━━━━━ SUPPLIED DATA

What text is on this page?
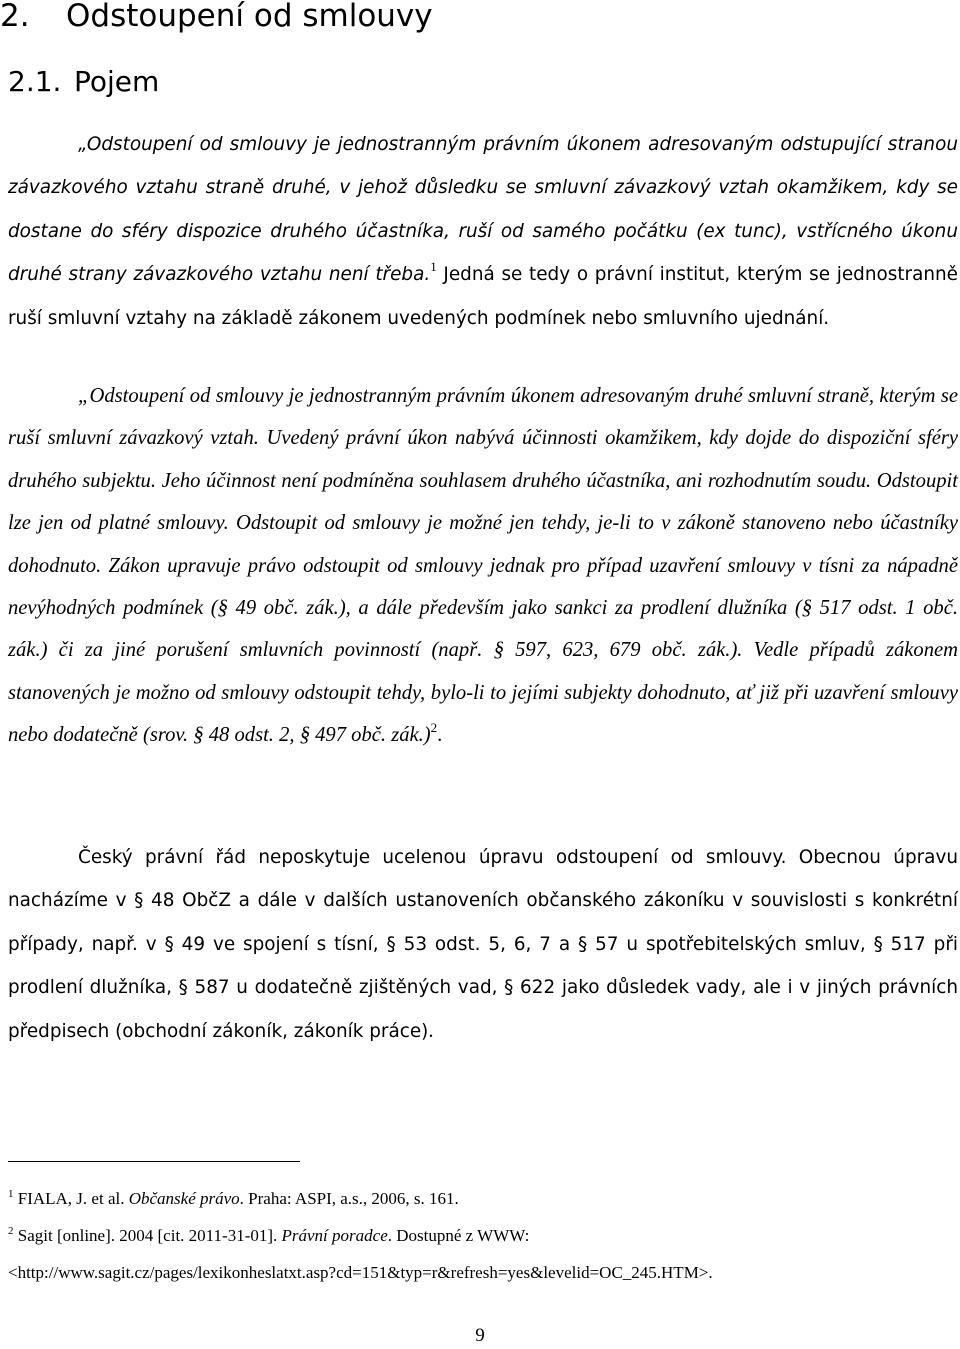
2. Odstoupení od smlouvy
2.1. Pojem

„Odstoupení od smlouvy je jednostranným právním úkonem adresovaným odstupující stranou závazkového vztahu straně druhé, v jehož důsledku se smluvní závazkový vztah okamžikem, kdy se dostane do sféry dispozice druhého účastníka, ruší od samého počátku (ex tunc), vstřícného úkonu druhé strany závazkového vztahu není třeba.$^1$ Jedná se tedy o právní institut, kterým se jednostranně ruší smluvní vztahy na základě zákonem uvedených podmínek nebo smluvního ujednání.

„Odstoupení od smlouvy je jednostranným právním úkonem adresovaným druhé smluvní straně, kterým se ruší smluvní závazkový vztah. Uvedený právní úkon nabývá účinnosti okamžikem, kdy dojde do dispoziční sféry druhého subjektu. Jeho účinnost není podmíněna souhlasem druhého účastníka, ani rozhodnutím soudu. Odstoupit lze jen od platné smlouvy. Odstoupit od smlouvy je možné jen tehdy, je-li to v zákoně stanoveno nebo účastníky dohodnuto. Zákon upravuje právo odstoupit od smlouvy jednak pro případ uzavření smlouvy v tísni za nápadně nevýhodných podmínek (§ 49 obč. zák.), a dále především jako sankci za prodlení dlužníka (§ 517 odst. 1 obč. zák.) či za jiné porušení smluvních povinností (např. § 597, 623, 679 obč. zák.). Vedle případů zákonem stanovených je možno od smlouvy odstoupit tehdy, bylo-li to jejími subjekty dohodnuto, ať již při uzavření smlouvy nebo dodatečně (srov. § 48 odst. 2, § 497 obč. zák.)$^2$.

Český právní řád neposkytuje ucelenou úpravu odstoupení od smlouvy. Obecnou úpravu nacházíme v § 48 ObčZ a dále v dalších ustanoveních občanského zákoníku v souvislosti s konkrétní případy, např. v § 49 ve spojení s tísní, § 53 odst. 5, 6, 7 a § 57 u spotřebitelských smluv, § 517 při prodlení dlužníka, § 587 u dodatečně zjištěných vad, § 622 jako důsledek vady, ale i v jiných právních předpisech (obchodní zákoník, zákoník práce).

$^1$ FIALA, J. et al. Občanské právo. Praha: ASPI, a.s., 2006, s. 161.

$^2$ Sagit [online]. 2004 [cit. 2011-31-01]. Právní poradce. Dostupné z WWW:

<http://www.sagit.cz/pages/lexikonheslatxt.asp?cd=151&typ=r&refresh=yes&levelid=OC_245.HTM>.

9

━━━━━━━━━━

INSTRUCTIONS FOR THE TASK:
Reproduce the listing exactly. Leave its pictures out.

RESULT:
What text is on this page?
2. Odstoupení od smlouvy
2.1. Pojem

„Odstoupení od smlouvy je jednostranným právním úkonem adresovaným odstupující stranou závazkového vztahu straně druhé, v jehož důsledku se smluvní závazkový vztah okamžikem, kdy se dostane do sféry dispozice druhého účastníka, ruší od samého počátku (ex tunc), vstřícného úkonu druhé strany závazkového vztahu není třeba.$^1$ Jedná se tedy o právní institut, kterým se jednostranně ruší smluvní vztahy na základě zákonem uvedených podmínek nebo smluvního ujednání.

„Odstoupení od smlouvy je jednostranným právním úkonem adresovaným druhé smluvní straně, kterým se ruší smluvní závazkový vztah. Uvedený právní úkon nabývá účinnosti okamžikem, kdy dojde do dispoziční sféry druhého subjektu. Jeho účinnost není podmíněna souhlasem druhého účastníka, ani rozhodnutím soudu. Odstoupit lze jen od platné smlouvy. Odstoupit od smlouvy je možné jen tehdy, je-li to v zákoně stanoveno nebo účastníky dohodnuto. Zákon upravuje právo odstoupit od smlouvy jednak pro případ uzavření smlouvy v tísni za nápadně nevýhodných podmínek (§ 49 obč. zák.), a dále především jako sankci za prodlení dlužníka (§ 517 odst. 1 obč. zák.) či za jiné porušení smluvních povinností (např. § 597, 623, 679 obč. zák.). Vedle případů zákonem stanovených je možno od smlouvy odstoupit tehdy, bylo-li to jejími subjekty dohodnuto, ať již při uzavření smlouvy nebo dodatečně (srov. § 48 odst. 2, § 497 obč. zák.)$^2$.

Český právní řád neposkytuje ucelenou úpravu odstoupení od smlouvy. Obecnou úpravu nacházíme v § 48 ObčZ a dále v dalších ustanoveních občanského zákoníku v souvislosti s konkrétní případy, např. v § 49 ve spojení s tísní, § 53 odst. 5, 6, 7 a § 57 u spotřebitelských smluv, § 517 při prodlení dlužníka, § 587 u dodatečně zjištěných vad, § 622 jako důsledek vady, ale i v jiných právních předpisech (obchodní zákoník, zákoník práce).

$^1$ FIALA, J. et al. Občanské právo. Praha: ASPI, a.s., 2006, s. 161.

$^2$ Sagit [online]. 2004 [cit. 2011-31-01]. Právní poradce. Dostupné z WWW:

<http://www.sagit.cz/pages/lexikonheslatxt.asp?cd=151&typ=r&refresh=yes&levelid=OC_245.HTM>.

9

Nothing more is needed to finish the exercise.